■ TASK STATEMENT: Using the material below, copy every line where "juhiistme" appears.

┌─ PROVIDED INFORMATION

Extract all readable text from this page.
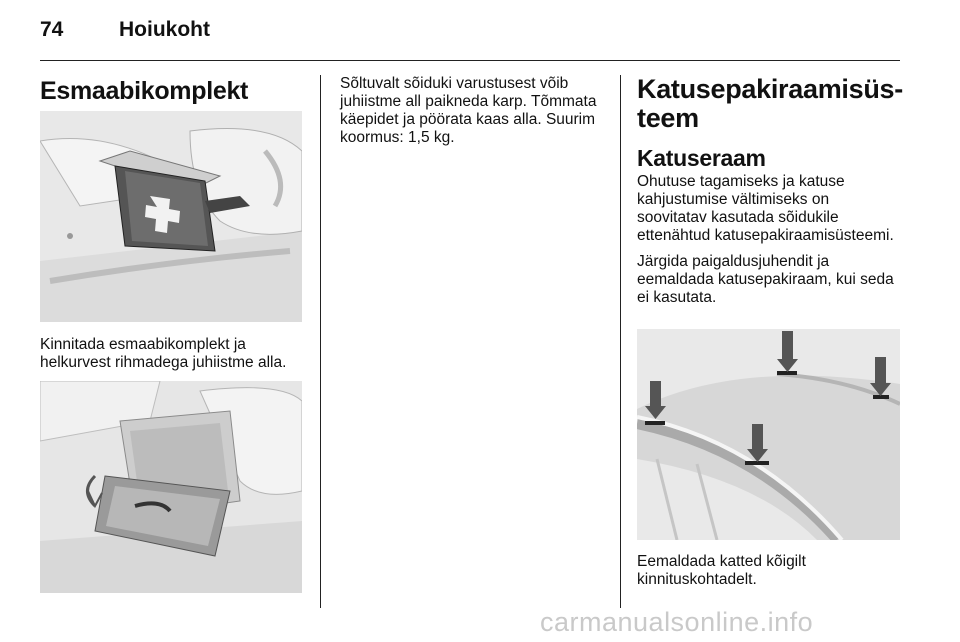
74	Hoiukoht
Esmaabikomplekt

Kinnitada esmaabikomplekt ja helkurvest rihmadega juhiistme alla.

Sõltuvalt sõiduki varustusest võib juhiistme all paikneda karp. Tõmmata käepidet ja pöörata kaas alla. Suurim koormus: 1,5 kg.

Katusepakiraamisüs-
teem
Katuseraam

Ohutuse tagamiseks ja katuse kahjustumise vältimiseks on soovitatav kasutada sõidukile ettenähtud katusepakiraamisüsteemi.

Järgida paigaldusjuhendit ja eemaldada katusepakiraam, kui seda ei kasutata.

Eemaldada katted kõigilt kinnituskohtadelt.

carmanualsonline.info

└─

■ FINAL RESULT:
Kinnitada esmaabikomplekt ja helkurvest rihmadega juhiistme alla.
Sõltuvalt sõiduki varustusest võib juhiistme all paikneda karp. Tõmmata käepidet ja pöörata kaas alla. Suurim koormus: 1,5 kg.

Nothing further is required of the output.